• [Task to carry out] Your answer should be one number: the count of lines in these entries that hold the word "random".

:: Data provided ::

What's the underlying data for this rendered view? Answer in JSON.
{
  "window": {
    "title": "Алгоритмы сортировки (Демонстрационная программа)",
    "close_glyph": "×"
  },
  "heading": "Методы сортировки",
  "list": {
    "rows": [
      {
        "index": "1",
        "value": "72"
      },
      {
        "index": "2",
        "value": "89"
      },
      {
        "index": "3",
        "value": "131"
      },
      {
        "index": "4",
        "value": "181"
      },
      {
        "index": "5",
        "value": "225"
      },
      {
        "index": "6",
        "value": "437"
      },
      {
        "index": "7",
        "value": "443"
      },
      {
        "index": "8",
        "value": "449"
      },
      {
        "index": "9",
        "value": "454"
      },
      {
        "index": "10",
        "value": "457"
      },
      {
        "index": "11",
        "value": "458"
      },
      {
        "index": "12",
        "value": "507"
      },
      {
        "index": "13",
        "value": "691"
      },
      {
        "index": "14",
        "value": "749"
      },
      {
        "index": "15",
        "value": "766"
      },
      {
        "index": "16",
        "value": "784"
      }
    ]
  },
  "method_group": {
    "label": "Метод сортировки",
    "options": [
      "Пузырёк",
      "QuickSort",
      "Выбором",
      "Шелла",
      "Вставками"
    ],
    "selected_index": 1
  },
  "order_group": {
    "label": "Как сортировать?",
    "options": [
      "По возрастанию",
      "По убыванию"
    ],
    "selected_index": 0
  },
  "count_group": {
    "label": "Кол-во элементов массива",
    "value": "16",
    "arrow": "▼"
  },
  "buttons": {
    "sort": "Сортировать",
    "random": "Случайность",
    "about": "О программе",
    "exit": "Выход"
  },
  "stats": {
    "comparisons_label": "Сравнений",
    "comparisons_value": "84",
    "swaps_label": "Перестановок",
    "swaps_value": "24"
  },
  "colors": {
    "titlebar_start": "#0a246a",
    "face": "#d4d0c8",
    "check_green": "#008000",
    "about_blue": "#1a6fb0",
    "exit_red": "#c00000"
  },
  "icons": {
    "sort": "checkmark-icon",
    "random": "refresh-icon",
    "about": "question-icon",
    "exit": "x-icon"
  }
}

:::
:: Data provided ::

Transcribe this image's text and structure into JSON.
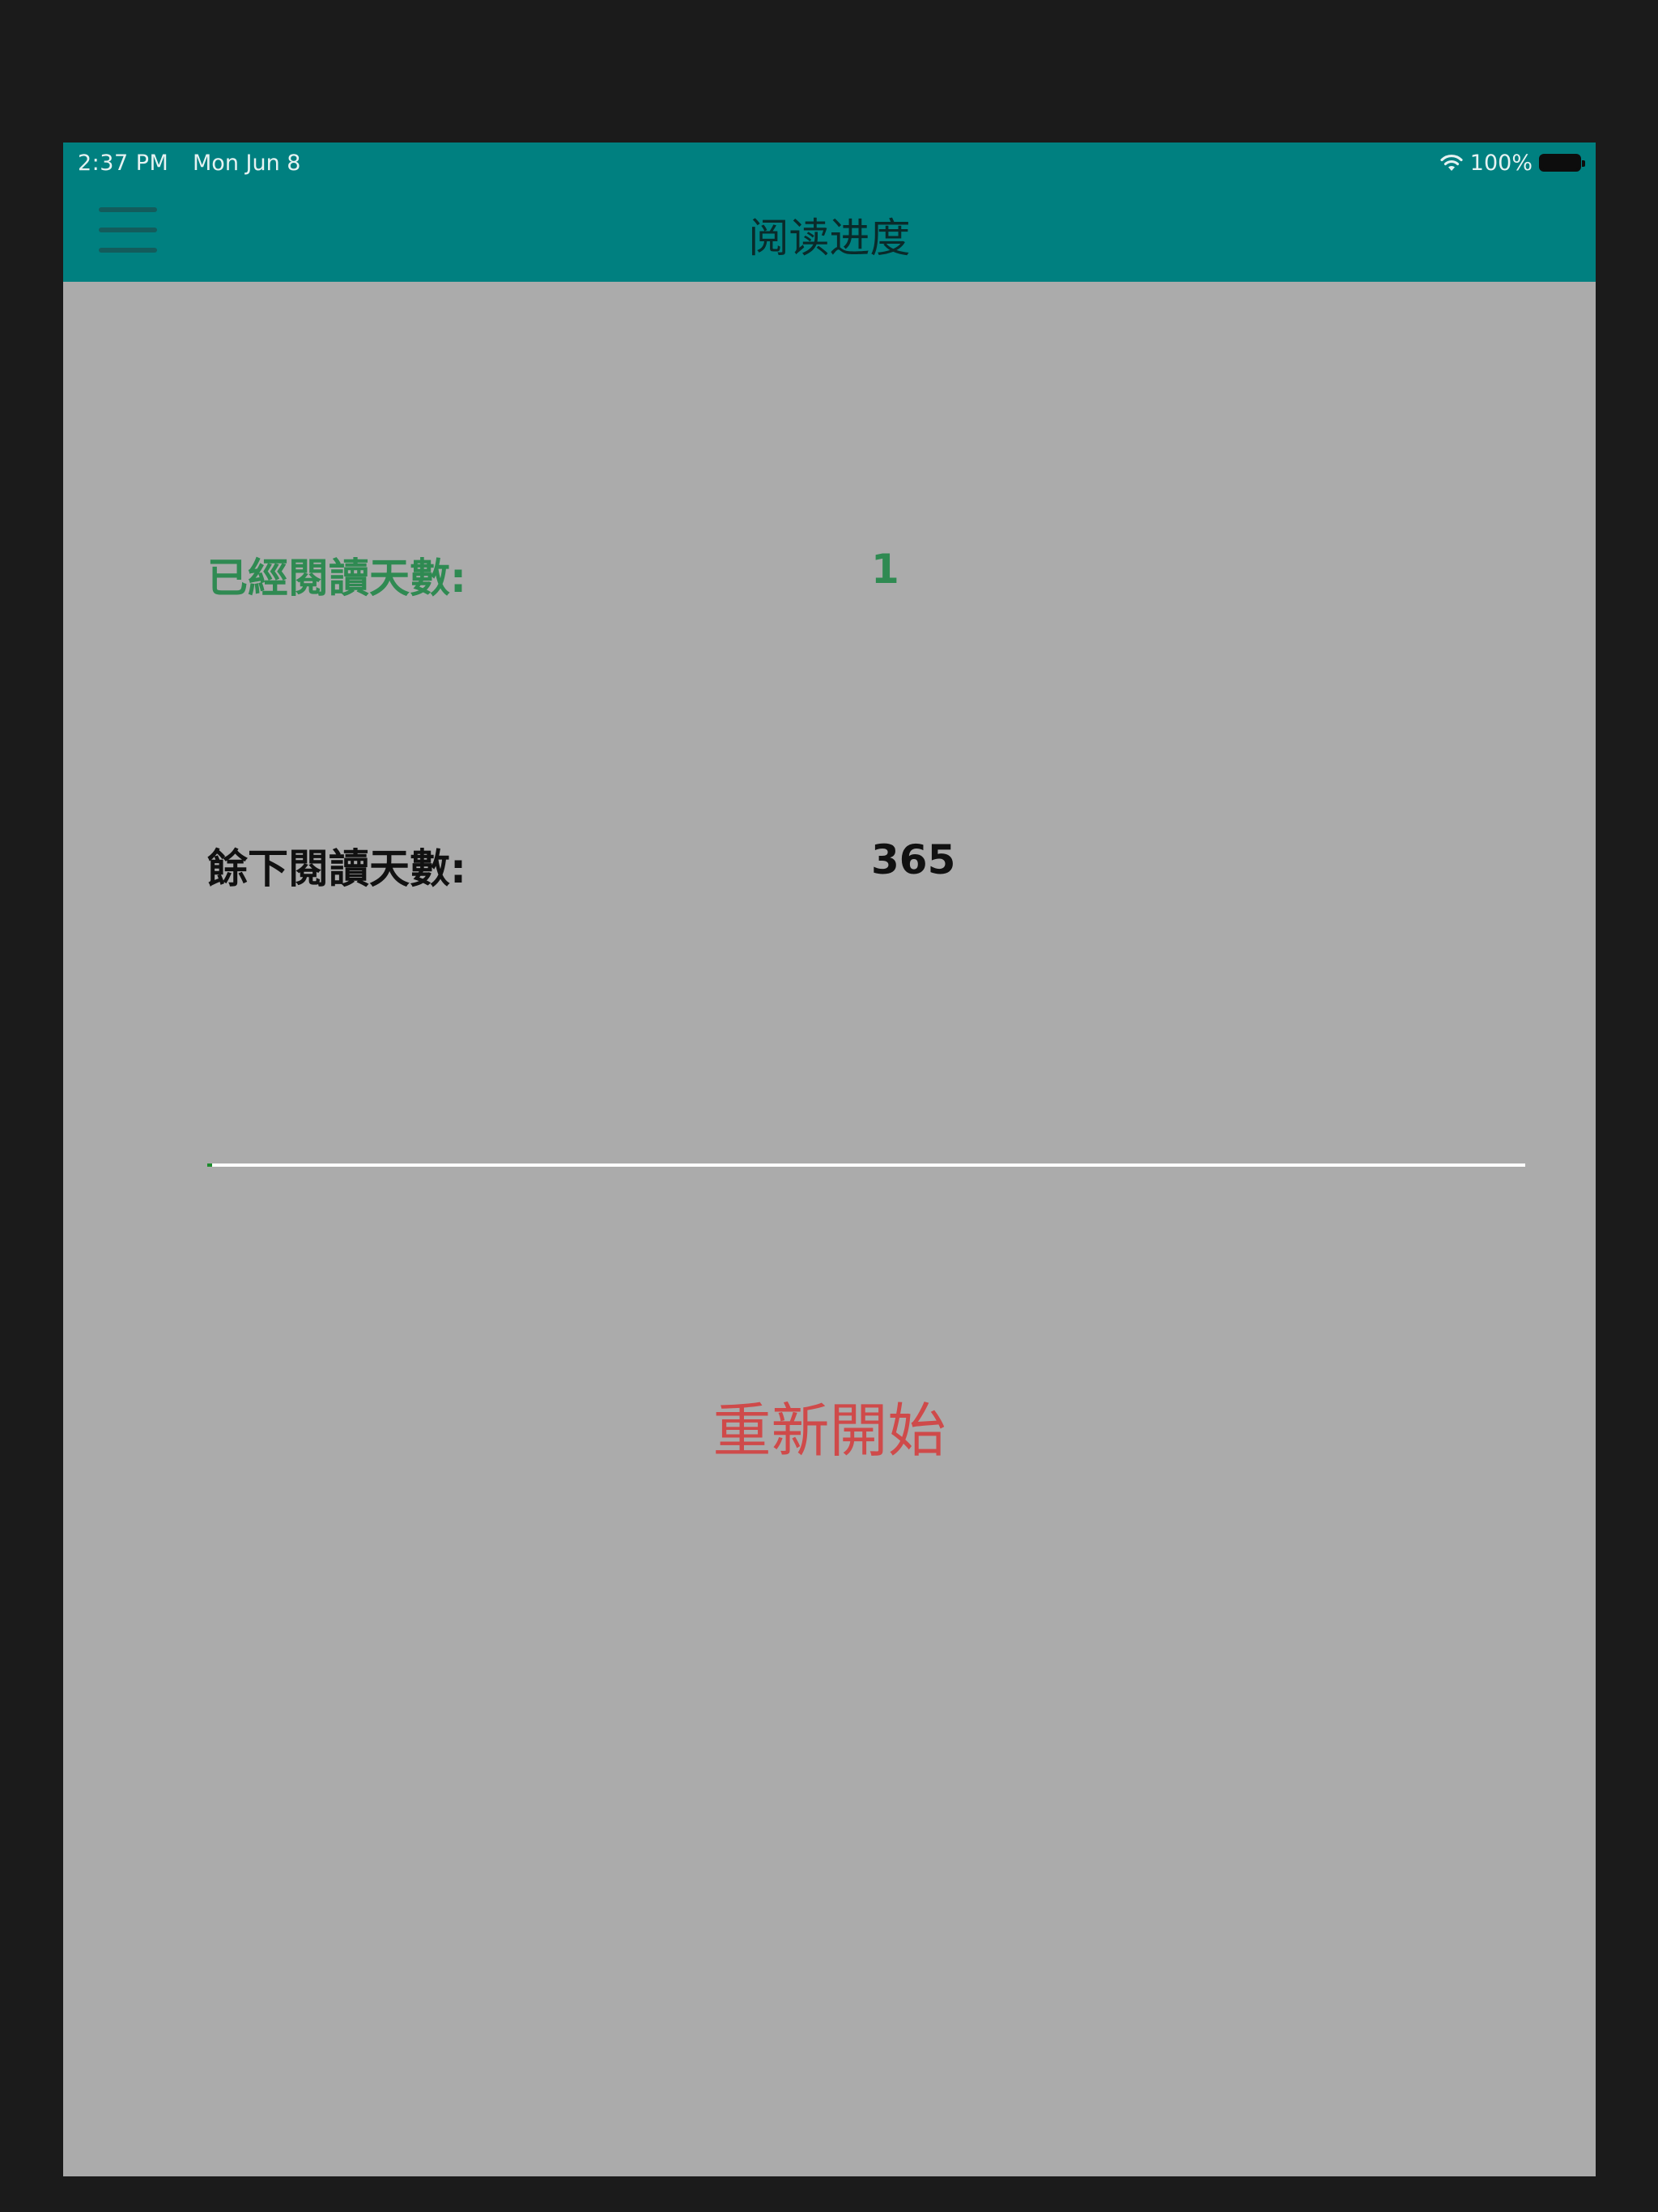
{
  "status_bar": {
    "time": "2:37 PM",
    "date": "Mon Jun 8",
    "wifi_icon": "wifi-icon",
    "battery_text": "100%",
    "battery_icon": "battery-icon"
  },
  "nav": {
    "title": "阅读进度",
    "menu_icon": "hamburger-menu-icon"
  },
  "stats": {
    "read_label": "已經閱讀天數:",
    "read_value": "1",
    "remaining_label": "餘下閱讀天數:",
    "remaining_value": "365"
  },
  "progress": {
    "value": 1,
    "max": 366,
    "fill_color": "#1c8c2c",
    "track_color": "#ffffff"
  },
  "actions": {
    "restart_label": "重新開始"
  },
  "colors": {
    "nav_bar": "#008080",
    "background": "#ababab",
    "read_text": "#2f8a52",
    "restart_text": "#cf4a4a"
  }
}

:::

• [Result of this exercise] 2